** Start of INPUT FOR THIS TASK **

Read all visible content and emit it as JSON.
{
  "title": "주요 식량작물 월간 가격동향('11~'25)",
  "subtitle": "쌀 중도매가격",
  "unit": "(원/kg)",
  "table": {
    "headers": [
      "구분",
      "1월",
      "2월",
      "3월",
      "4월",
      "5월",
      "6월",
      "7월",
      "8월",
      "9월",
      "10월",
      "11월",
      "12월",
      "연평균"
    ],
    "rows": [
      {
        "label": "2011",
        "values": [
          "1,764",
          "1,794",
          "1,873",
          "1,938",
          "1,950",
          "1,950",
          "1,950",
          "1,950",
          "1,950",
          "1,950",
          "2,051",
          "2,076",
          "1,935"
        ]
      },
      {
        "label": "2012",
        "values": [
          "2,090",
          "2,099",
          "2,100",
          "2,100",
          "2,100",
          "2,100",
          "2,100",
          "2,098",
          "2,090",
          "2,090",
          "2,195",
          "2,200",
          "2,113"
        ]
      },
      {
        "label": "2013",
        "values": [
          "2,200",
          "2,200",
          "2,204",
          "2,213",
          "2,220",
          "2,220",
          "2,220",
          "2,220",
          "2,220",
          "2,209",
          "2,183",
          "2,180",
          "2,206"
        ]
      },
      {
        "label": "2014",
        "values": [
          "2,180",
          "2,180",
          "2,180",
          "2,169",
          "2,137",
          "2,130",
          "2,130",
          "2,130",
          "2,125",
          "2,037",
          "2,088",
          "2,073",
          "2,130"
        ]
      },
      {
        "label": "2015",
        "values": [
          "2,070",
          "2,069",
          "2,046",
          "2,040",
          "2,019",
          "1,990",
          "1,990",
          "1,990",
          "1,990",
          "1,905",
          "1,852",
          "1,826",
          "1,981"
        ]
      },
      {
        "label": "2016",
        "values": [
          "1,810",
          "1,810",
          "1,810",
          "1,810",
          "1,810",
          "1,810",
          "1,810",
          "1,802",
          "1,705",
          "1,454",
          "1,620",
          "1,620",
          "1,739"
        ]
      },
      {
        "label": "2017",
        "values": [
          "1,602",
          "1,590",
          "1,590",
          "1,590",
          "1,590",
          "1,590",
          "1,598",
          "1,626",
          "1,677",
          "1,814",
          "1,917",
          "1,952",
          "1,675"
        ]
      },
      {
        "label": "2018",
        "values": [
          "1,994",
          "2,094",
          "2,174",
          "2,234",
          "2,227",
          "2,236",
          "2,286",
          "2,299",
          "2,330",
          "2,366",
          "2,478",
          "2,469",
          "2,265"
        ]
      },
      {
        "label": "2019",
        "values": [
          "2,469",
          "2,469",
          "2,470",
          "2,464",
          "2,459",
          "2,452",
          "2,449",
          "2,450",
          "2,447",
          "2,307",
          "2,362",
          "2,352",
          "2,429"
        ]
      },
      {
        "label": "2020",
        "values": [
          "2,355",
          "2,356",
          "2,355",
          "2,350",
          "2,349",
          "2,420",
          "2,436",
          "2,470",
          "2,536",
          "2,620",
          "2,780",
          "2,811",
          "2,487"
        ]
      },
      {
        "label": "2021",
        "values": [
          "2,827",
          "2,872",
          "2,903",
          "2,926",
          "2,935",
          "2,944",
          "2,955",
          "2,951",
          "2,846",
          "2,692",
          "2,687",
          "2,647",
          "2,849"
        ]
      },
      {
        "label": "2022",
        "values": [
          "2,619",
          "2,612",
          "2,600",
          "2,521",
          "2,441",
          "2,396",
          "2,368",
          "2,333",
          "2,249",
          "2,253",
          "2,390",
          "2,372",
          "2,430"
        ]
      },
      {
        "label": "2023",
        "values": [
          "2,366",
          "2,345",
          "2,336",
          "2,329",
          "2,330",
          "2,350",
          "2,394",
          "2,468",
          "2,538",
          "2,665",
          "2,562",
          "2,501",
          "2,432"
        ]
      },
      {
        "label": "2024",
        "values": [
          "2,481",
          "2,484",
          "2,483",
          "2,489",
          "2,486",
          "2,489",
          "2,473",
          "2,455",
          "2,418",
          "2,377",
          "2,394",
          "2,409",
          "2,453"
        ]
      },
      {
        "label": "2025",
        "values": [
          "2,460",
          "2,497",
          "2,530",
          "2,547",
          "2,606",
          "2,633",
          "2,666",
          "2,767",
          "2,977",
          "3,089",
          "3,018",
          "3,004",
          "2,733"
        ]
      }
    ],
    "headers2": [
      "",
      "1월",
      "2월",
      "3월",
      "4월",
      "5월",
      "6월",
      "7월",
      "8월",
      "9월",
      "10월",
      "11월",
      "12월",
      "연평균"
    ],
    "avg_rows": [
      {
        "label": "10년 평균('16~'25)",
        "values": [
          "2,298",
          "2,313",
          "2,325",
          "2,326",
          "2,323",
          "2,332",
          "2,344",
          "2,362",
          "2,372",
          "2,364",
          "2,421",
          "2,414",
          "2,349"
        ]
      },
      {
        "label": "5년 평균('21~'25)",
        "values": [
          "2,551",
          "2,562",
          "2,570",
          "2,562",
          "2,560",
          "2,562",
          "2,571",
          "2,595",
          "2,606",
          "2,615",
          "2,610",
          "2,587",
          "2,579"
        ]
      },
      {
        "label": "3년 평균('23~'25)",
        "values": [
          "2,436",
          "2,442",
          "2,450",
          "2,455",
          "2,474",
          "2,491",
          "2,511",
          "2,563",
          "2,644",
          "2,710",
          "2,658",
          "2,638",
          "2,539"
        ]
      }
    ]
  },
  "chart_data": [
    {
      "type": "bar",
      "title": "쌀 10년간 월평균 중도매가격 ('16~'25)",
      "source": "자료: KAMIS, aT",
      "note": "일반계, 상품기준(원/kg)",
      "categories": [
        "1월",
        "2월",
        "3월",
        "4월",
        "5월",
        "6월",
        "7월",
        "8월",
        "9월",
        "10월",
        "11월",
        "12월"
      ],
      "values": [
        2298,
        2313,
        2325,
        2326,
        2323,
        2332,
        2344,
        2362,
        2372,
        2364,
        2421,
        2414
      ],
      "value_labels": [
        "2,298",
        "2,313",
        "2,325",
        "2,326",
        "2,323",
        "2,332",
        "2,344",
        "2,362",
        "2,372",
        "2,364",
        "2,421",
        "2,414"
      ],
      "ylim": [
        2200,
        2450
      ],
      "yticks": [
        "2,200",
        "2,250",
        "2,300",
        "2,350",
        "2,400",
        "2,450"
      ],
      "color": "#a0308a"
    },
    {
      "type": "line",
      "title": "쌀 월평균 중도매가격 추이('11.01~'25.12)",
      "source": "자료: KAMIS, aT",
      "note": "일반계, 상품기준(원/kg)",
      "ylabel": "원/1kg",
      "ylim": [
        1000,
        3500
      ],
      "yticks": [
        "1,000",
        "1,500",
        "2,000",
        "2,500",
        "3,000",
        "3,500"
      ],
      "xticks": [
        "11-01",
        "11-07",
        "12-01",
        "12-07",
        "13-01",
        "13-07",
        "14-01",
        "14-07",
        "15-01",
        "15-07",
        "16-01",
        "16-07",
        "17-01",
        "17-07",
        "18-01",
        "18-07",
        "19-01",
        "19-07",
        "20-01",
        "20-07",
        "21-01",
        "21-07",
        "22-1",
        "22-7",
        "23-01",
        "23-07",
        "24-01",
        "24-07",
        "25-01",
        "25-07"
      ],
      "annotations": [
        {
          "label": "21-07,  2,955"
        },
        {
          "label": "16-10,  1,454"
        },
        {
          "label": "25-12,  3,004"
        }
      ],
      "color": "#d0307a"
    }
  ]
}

** End of INPUT FOR THIS TASK **

## TASK
Retype the listing above in full, with no alterations.

## PROBLEM SOLUTION
Read all visible content and emit it as JSON.
{
  "title": "주요 식량작물 월간 가격동향('11~'25)",
  "subtitle": "쌀 중도매가격",
  "unit": "(원/kg)",
  "table": {
    "headers": [
      "구분",
      "1월",
      "2월",
      "3월",
      "4월",
      "5월",
      "6월",
      "7월",
      "8월",
      "9월",
      "10월",
      "11월",
      "12월",
      "연평균"
    ],
    "rows": [
      {
        "label": "2011",
        "values": [
          "1,764",
          "1,794",
          "1,873",
          "1,938",
          "1,950",
          "1,950",
          "1,950",
          "1,950",
          "1,950",
          "1,950",
          "2,051",
          "2,076",
          "1,935"
        ]
      },
      {
        "label": "2012",
        "values": [
          "2,090",
          "2,099",
          "2,100",
          "2,100",
          "2,100",
          "2,100",
          "2,100",
          "2,098",
          "2,090",
          "2,090",
          "2,195",
          "2,200",
          "2,113"
        ]
      },
      {
        "label": "2013",
        "values": [
          "2,200",
          "2,200",
          "2,204",
          "2,213",
          "2,220",
          "2,220",
          "2,220",
          "2,220",
          "2,220",
          "2,209",
          "2,183",
          "2,180",
          "2,206"
        ]
      },
      {
        "label": "2014",
        "values": [
          "2,180",
          "2,180",
          "2,180",
          "2,169",
          "2,137",
          "2,130",
          "2,130",
          "2,130",
          "2,125",
          "2,037",
          "2,088",
          "2,073",
          "2,130"
        ]
      },
      {
        "label": "2015",
        "values": [
          "2,070",
          "2,069",
          "2,046",
          "2,040",
          "2,019",
          "1,990",
          "1,990",
          "1,990",
          "1,990",
          "1,905",
          "1,852",
          "1,826",
          "1,981"
        ]
      },
      {
        "label": "2016",
        "values": [
          "1,810",
          "1,810",
          "1,810",
          "1,810",
          "1,810",
          "1,810",
          "1,810",
          "1,802",
          "1,705",
          "1,454",
          "1,620",
          "1,620",
          "1,739"
        ]
      },
      {
        "label": "2017",
        "values": [
          "1,602",
          "1,590",
          "1,590",
          "1,590",
          "1,590",
          "1,590",
          "1,598",
          "1,626",
          "1,677",
          "1,814",
          "1,917",
          "1,952",
          "1,675"
        ]
      },
      {
        "label": "2018",
        "values": [
          "1,994",
          "2,094",
          "2,174",
          "2,234",
          "2,227",
          "2,236",
          "2,286",
          "2,299",
          "2,330",
          "2,366",
          "2,478",
          "2,469",
          "2,265"
        ]
      },
      {
        "label": "2019",
        "values": [
          "2,469",
          "2,469",
          "2,470",
          "2,464",
          "2,459",
          "2,452",
          "2,449",
          "2,450",
          "2,447",
          "2,307",
          "2,362",
          "2,352",
          "2,429"
        ]
      },
      {
        "label": "2020",
        "values": [
          "2,355",
          "2,356",
          "2,355",
          "2,350",
          "2,349",
          "2,420",
          "2,436",
          "2,470",
          "2,536",
          "2,620",
          "2,780",
          "2,811",
          "2,487"
        ]
      },
      {
        "label": "2021",
        "values": [
          "2,827",
          "2,872",
          "2,903",
          "2,926",
          "2,935",
          "2,944",
          "2,955",
          "2,951",
          "2,846",
          "2,692",
          "2,687",
          "2,647",
          "2,849"
        ]
      },
      {
        "label": "2022",
        "values": [
          "2,619",
          "2,612",
          "2,600",
          "2,521",
          "2,441",
          "2,396",
          "2,368",
          "2,333",
          "2,249",
          "2,253",
          "2,390",
          "2,372",
          "2,430"
        ]
      },
      {
        "label": "2023",
        "values": [
          "2,366",
          "2,345",
          "2,336",
          "2,329",
          "2,330",
          "2,350",
          "2,394",
          "2,468",
          "2,538",
          "2,665",
          "2,562",
          "2,501",
          "2,432"
        ]
      },
      {
        "label": "2024",
        "values": [
          "2,481",
          "2,484",
          "2,483",
          "2,489",
          "2,486",
          "2,489",
          "2,473",
          "2,455",
          "2,418",
          "2,377",
          "2,394",
          "2,409",
          "2,453"
        ]
      },
      {
        "label": "2025",
        "values": [
          "2,460",
          "2,497",
          "2,530",
          "2,547",
          "2,606",
          "2,633",
          "2,666",
          "2,767",
          "2,977",
          "3,089",
          "3,018",
          "3,004",
          "2,733"
        ]
      }
    ],
    "headers2": [
      "",
      "1월",
      "2월",
      "3월",
      "4월",
      "5월",
      "6월",
      "7월",
      "8월",
      "9월",
      "10월",
      "11월",
      "12월",
      "연평균"
    ],
    "avg_rows": [
      {
        "label": "10년 평균('16~'25)",
        "values": [
          "2,298",
          "2,313",
          "2,325",
          "2,326",
          "2,323",
          "2,332",
          "2,344",
          "2,362",
          "2,372",
          "2,364",
          "2,421",
          "2,414",
          "2,349"
        ]
      },
      {
        "label": "5년 평균('21~'25)",
        "values": [
          "2,551",
          "2,562",
          "2,570",
          "2,562",
          "2,560",
          "2,562",
          "2,571",
          "2,595",
          "2,606",
          "2,615",
          "2,610",
          "2,587",
          "2,579"
        ]
      },
      {
        "label": "3년 평균('23~'25)",
        "values": [
          "2,436",
          "2,442",
          "2,450",
          "2,455",
          "2,474",
          "2,491",
          "2,511",
          "2,563",
          "2,644",
          "2,710",
          "2,658",
          "2,638",
          "2,539"
        ]
      }
    ]
  },
  "chart_data": [
    {
      "type": "bar",
      "title": "쌀 10년간 월평균 중도매가격 ('16~'25)",
      "source": "자료: KAMIS, aT",
      "note": "일반계, 상품기준(원/kg)",
      "categories": [
        "1월",
        "2월",
        "3월",
        "4월",
        "5월",
        "6월",
        "7월",
        "8월",
        "9월",
        "10월",
        "11월",
        "12월"
      ],
      "values": [
        2298,
        2313,
        2325,
        2326,
        2323,
        2332,
        2344,
        2362,
        2372,
        2364,
        2421,
        2414
      ],
      "value_labels": [
        "2,298",
        "2,313",
        "2,325",
        "2,326",
        "2,323",
        "2,332",
        "2,344",
        "2,362",
        "2,372",
        "2,364",
        "2,421",
        "2,414"
      ],
      "ylim": [
        2200,
        2450
      ],
      "yticks": [
        "2,200",
        "2,250",
        "2,300",
        "2,350",
        "2,400",
        "2,450"
      ],
      "color": "#a0308a"
    },
    {
      "type": "line",
      "title": "쌀 월평균 중도매가격 추이('11.01~'25.12)",
      "source": "자료: KAMIS, aT",
      "note": "일반계, 상품기준(원/kg)",
      "ylabel": "원/1kg",
      "ylim": [
        1000,
        3500
      ],
      "yticks": [
        "1,000",
        "1,500",
        "2,000",
        "2,500",
        "3,000",
        "3,500"
      ],
      "xticks": [
        "11-01",
        "11-07",
        "12-01",
        "12-07",
        "13-01",
        "13-07",
        "14-01",
        "14-07",
        "15-01",
        "15-07",
        "16-01",
        "16-07",
        "17-01",
        "17-07",
        "18-01",
        "18-07",
        "19-01",
        "19-07",
        "20-01",
        "20-07",
        "21-01",
        "21-07",
        "22-1",
        "22-7",
        "23-01",
        "23-07",
        "24-01",
        "24-07",
        "25-01",
        "25-07"
      ],
      "annotations": [
        {
          "label": "21-07,  2,955"
        },
        {
          "label": "16-10,  1,454"
        },
        {
          "label": "25-12,  3,004"
        }
      ],
      "color": "#d0307a"
    }
  ]
}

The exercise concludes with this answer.